PROBLEM TO SOLVE
Please list all lines of the material below in which the string "terram" occurs.

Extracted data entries
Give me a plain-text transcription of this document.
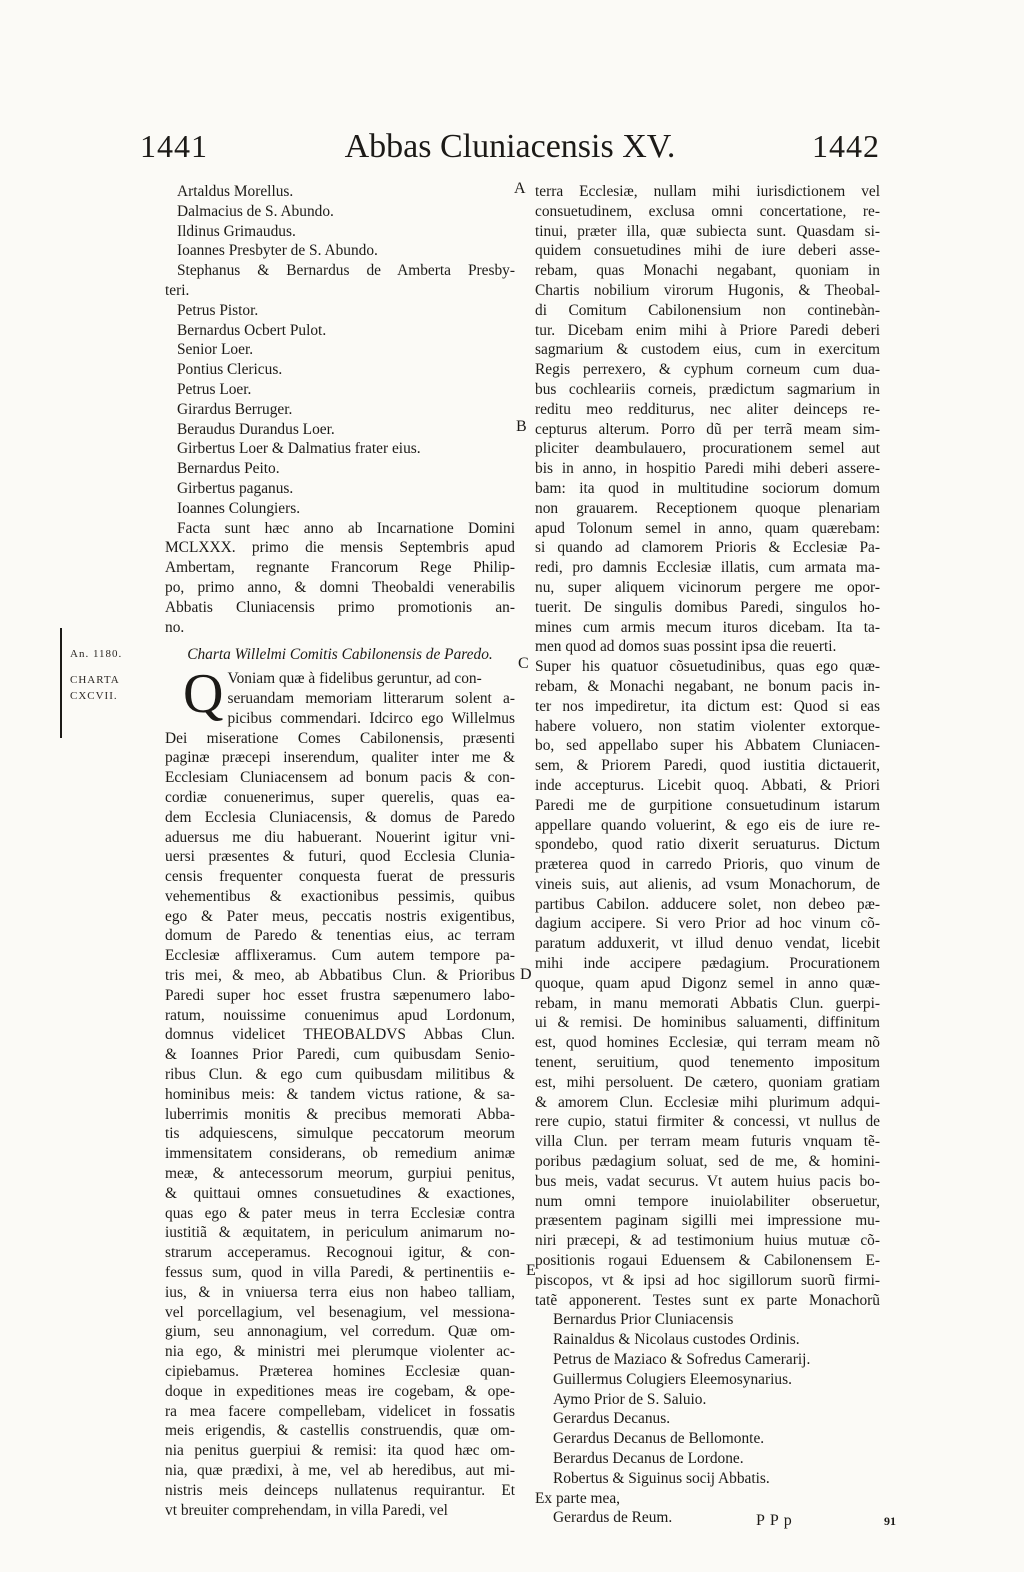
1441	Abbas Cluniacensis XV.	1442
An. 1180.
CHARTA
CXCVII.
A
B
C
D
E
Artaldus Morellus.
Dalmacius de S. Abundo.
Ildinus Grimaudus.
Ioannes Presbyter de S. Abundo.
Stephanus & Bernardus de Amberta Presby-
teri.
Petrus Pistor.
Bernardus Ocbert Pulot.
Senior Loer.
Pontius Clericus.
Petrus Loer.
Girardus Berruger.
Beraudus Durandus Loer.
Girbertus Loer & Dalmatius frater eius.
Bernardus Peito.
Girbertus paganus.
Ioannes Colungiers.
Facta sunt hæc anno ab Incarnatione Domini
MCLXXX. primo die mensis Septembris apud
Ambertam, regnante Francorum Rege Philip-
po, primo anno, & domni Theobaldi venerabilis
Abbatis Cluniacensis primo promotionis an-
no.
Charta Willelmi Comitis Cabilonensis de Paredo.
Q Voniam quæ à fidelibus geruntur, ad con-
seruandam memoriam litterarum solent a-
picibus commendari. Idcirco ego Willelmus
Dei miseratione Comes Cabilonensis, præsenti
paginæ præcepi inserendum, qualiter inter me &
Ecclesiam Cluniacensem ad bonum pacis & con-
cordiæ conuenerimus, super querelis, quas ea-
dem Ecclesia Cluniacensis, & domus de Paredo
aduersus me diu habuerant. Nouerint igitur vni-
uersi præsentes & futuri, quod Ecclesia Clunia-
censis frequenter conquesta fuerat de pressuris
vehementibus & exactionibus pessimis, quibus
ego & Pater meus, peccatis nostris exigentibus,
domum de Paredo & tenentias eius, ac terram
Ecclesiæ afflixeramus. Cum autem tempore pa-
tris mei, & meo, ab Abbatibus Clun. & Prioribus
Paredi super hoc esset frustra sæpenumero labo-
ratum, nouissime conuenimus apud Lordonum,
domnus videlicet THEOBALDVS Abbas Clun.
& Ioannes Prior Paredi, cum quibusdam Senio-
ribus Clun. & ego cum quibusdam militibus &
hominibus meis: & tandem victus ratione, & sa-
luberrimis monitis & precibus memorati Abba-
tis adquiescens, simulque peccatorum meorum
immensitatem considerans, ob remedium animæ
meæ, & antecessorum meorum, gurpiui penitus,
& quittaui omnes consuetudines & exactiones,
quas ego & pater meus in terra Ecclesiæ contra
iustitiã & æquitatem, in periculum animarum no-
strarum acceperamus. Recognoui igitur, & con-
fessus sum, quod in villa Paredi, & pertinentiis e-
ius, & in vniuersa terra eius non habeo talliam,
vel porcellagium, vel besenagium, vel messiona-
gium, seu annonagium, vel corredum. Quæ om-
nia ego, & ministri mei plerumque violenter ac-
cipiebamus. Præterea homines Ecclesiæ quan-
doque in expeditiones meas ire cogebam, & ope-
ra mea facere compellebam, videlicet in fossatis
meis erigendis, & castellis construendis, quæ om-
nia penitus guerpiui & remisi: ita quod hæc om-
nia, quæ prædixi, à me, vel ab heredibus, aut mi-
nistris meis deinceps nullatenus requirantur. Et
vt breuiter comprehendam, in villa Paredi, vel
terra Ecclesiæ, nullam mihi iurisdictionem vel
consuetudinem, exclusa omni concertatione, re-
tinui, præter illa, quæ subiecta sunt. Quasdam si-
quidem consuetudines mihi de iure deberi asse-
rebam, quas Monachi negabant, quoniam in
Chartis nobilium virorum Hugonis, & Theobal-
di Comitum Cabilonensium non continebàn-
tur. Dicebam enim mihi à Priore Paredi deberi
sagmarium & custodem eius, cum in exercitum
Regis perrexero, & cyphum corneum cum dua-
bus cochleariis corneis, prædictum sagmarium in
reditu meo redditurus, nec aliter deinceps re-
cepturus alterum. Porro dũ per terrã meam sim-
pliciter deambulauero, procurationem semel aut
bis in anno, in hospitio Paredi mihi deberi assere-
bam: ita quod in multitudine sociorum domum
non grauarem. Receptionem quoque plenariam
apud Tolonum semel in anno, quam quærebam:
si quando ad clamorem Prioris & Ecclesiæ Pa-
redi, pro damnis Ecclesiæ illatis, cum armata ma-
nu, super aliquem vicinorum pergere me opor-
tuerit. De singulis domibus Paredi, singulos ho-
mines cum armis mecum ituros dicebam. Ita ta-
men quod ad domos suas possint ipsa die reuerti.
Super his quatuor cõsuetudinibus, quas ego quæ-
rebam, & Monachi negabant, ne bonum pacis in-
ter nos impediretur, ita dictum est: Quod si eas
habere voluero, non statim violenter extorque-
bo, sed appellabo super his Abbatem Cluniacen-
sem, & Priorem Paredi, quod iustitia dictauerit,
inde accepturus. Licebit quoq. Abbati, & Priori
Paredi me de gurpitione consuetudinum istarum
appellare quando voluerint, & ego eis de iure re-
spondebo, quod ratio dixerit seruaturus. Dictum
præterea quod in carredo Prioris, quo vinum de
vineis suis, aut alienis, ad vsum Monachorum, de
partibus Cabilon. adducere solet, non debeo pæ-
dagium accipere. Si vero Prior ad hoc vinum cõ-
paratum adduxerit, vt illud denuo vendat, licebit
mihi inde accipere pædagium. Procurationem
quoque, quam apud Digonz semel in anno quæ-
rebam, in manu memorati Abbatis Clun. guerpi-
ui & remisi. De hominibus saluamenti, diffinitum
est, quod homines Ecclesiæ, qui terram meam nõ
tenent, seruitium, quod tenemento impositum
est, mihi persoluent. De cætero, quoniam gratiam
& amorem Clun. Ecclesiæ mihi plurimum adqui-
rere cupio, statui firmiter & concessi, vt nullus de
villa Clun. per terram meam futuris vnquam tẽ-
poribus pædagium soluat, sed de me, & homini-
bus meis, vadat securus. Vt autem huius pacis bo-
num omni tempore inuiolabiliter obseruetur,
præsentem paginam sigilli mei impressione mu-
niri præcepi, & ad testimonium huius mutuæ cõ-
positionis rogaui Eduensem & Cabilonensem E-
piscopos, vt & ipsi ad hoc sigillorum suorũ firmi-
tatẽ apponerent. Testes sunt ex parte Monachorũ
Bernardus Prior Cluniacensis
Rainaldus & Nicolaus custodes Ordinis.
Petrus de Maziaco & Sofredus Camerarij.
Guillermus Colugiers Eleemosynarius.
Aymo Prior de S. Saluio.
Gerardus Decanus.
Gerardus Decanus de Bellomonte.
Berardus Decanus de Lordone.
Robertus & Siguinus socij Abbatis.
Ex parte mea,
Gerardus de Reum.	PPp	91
==
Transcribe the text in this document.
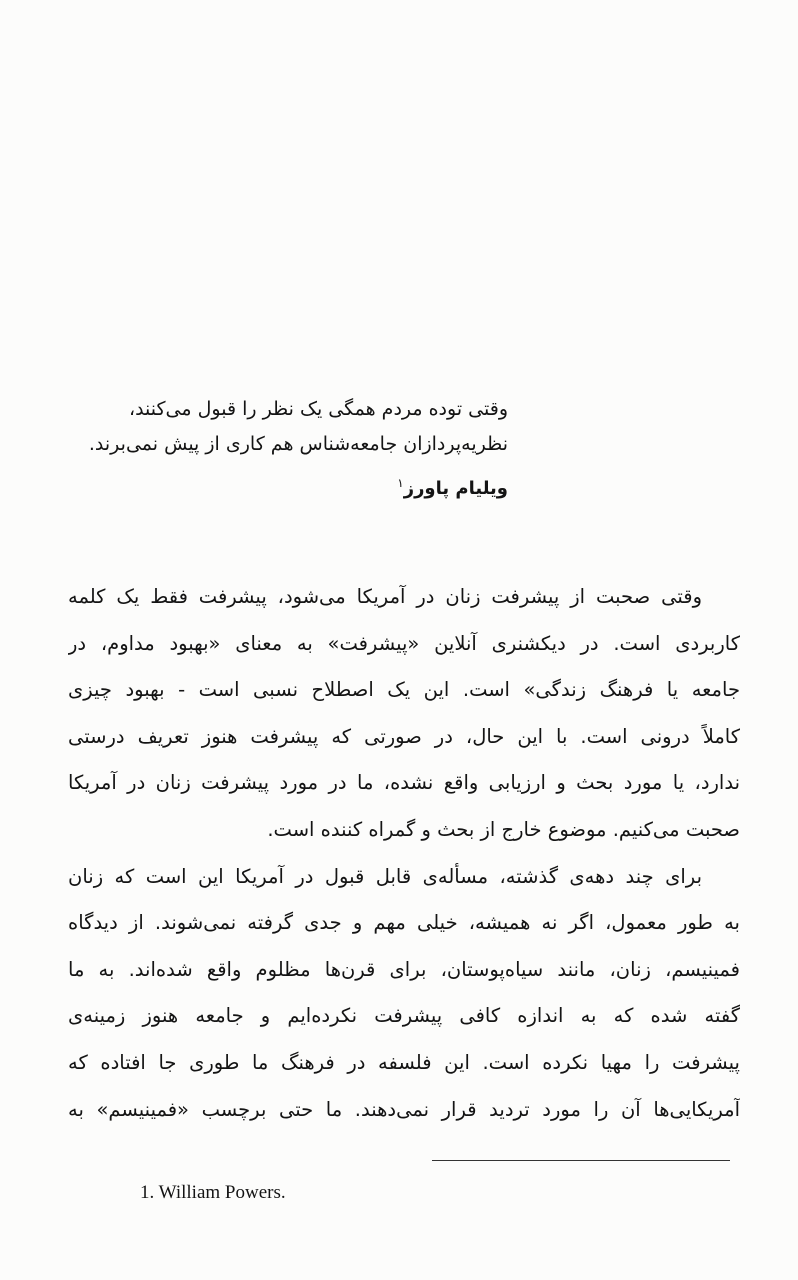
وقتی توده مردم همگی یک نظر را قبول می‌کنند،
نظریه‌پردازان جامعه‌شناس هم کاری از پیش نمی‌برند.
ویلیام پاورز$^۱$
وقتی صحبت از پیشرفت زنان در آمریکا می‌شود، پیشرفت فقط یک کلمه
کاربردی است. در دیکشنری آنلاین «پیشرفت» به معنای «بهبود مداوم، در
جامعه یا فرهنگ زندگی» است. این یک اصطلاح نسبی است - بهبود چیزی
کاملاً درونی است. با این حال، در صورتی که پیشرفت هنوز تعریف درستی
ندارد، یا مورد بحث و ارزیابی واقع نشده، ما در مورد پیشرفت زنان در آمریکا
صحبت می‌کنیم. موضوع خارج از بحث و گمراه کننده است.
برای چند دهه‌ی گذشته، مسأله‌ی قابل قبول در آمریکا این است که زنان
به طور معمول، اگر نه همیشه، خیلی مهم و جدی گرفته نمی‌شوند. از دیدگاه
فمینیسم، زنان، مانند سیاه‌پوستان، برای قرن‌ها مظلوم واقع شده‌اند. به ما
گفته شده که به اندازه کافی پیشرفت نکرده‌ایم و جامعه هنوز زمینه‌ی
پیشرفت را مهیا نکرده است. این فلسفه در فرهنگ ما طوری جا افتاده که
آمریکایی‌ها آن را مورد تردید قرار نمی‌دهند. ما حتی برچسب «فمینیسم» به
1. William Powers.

RESULT OF THE TASK
domum de Paredo & tenentias eius, ac terram
est, quod homines Ecclesiæ, qui terram meam nõ
villa Clun. per terram meam futuris vnquam tẽ-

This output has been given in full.